• **PASSAGE SHOWN**:
Chuck Bloedorn

Personal information
- Born: May 28, 1912 Chicago, Illinois, U.S.
- Died: May 20, 1998 (aged 85) Pinehurst, North Carolina, U.S.
- Listed height: 6 ft 0 in (1.83 m)
- Listed weight: 180 lb (82 kg)

Career information
- High school: Carl Schurz (Chicago, Illinois)
- College: Illinois Tech (1929–1933)

• **DATA UNDER STUDY**:
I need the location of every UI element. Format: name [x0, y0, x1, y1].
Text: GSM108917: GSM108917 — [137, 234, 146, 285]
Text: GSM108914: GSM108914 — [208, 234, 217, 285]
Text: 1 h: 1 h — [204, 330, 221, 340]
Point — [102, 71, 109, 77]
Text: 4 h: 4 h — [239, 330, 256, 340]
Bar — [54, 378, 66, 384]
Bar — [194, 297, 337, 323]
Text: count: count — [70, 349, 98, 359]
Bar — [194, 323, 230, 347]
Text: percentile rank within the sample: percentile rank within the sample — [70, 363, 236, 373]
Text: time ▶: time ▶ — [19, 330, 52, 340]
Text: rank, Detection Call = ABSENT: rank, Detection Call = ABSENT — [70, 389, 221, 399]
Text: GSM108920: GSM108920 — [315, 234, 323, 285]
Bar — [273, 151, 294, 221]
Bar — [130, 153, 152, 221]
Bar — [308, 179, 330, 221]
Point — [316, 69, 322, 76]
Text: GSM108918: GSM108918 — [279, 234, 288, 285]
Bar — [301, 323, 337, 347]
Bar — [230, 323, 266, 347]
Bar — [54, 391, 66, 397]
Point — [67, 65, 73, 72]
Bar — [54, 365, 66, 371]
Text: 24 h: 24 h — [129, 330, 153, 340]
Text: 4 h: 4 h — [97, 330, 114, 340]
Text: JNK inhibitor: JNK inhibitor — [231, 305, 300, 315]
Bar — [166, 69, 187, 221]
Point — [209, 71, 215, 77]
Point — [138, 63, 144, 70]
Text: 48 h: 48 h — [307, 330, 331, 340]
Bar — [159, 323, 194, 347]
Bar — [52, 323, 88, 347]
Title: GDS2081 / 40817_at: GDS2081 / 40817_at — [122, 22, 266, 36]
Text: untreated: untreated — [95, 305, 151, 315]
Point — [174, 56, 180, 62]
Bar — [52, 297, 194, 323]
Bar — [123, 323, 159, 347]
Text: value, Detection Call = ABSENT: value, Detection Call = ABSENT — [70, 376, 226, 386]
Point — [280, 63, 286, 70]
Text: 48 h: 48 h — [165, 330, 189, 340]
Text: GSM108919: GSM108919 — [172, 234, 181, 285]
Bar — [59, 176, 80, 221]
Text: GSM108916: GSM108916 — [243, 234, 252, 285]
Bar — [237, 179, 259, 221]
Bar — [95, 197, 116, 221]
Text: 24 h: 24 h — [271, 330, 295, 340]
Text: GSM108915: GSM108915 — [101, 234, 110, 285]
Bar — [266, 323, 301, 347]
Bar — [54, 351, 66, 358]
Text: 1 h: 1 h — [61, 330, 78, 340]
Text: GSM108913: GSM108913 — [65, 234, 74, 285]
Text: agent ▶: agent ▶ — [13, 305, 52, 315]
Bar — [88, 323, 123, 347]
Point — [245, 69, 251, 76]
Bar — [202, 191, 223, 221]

• **WORK ORDER A**: In the Chuck Bloedorn profile, write out the stretch from "Personal information" through "Illinois Tech (1929–1933)".
• **WORK ORDER B**: Condense the block beginning "Personal information" in the Chuck Bloedorn profile into one sentence, keeping its birth, death, height and weight details.

• **ANSWER A**:
Personal information
- Born: May 28, 1912 Chicago, Illinois, U.S.
- Died: May 20, 1998 (aged 85) Pinehurst, North Carolina, U.S.
- Listed height: 6 ft 0 in (1.83 m)
- Listed weight: 180 lb (82 kg)

Career information
- High school: Carl Schurz (Chicago, Illinois)
- College: Illinois Tech (1929–1933)

• **ANSWER B**: Chuck Bloedorn was born May 28, 1912, in Chicago, Illinois, and died May 20, 1998 (aged 85), in Pinehurst, North Carolina; he was listed at 6 ft 0 in (1.83 m) and 180 lb (82 kg).